**Your objective**
Examine the entries and show every line in which the word "calendar" is found.

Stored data
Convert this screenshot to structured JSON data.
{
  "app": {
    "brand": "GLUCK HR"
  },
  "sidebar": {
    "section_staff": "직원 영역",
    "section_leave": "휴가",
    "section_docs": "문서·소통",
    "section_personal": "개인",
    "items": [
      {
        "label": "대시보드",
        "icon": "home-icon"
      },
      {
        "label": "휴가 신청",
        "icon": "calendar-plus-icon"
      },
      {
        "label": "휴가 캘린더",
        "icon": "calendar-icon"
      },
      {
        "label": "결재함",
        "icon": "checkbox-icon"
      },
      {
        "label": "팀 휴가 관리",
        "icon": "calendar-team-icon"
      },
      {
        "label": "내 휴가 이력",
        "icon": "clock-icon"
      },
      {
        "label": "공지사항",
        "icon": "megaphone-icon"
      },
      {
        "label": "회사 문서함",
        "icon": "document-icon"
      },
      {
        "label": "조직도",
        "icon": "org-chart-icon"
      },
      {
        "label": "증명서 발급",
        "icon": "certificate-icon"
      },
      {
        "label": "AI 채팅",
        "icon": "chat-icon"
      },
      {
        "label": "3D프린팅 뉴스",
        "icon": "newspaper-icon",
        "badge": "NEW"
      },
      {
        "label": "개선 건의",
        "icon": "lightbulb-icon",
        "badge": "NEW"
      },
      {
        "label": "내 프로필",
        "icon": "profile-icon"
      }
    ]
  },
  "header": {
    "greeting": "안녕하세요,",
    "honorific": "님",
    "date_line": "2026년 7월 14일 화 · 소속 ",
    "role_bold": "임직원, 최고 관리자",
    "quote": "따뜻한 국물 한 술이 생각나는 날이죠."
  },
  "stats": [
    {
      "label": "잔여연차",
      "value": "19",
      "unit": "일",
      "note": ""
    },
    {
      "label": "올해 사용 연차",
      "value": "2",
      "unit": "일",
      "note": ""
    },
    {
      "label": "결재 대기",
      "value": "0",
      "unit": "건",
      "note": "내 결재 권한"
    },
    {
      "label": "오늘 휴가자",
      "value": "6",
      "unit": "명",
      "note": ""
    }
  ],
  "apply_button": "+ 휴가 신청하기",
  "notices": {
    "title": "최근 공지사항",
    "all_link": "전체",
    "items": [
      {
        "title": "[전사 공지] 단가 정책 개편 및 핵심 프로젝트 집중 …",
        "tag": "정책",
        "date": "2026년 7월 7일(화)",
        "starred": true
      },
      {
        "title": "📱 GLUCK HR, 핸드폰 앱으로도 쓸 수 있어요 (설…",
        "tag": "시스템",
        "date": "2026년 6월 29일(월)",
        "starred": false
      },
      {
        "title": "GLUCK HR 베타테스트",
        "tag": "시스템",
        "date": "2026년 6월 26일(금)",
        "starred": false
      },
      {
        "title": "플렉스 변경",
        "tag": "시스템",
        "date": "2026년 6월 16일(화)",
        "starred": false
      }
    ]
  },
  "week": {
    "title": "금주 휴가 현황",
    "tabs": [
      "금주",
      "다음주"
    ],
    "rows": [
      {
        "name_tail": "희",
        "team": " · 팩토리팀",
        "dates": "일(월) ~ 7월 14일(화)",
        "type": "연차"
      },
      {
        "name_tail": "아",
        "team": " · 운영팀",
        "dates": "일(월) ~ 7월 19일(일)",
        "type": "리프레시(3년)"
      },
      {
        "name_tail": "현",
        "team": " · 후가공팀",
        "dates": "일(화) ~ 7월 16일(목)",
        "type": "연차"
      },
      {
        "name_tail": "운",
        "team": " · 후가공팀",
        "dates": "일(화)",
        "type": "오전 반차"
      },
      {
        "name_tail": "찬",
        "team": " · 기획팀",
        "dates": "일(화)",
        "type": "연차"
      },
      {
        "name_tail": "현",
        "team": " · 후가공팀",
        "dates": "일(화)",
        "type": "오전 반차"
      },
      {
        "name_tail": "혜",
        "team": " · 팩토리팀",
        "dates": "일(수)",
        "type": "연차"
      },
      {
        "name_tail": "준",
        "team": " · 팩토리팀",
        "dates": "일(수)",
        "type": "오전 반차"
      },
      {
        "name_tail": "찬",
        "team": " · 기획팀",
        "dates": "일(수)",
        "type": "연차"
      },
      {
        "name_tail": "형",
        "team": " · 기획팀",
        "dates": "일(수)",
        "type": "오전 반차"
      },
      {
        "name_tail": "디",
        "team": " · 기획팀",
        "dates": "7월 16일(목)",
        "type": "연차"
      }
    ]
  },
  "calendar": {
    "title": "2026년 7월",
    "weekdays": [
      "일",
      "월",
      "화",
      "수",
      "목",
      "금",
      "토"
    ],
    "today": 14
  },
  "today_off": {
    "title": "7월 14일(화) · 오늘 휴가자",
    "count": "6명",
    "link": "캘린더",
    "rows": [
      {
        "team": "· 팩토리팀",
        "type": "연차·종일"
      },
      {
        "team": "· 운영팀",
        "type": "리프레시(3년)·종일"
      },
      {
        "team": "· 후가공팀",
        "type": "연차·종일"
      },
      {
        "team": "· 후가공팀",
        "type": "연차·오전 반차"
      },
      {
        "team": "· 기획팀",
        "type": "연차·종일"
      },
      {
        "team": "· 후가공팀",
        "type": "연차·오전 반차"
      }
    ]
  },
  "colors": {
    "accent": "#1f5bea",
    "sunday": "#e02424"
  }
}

**Written response**
        "icon": "calendar-plus-icon"
        "icon": "calendar-icon"
        "icon": "calendar-team-icon"
  "calendar": {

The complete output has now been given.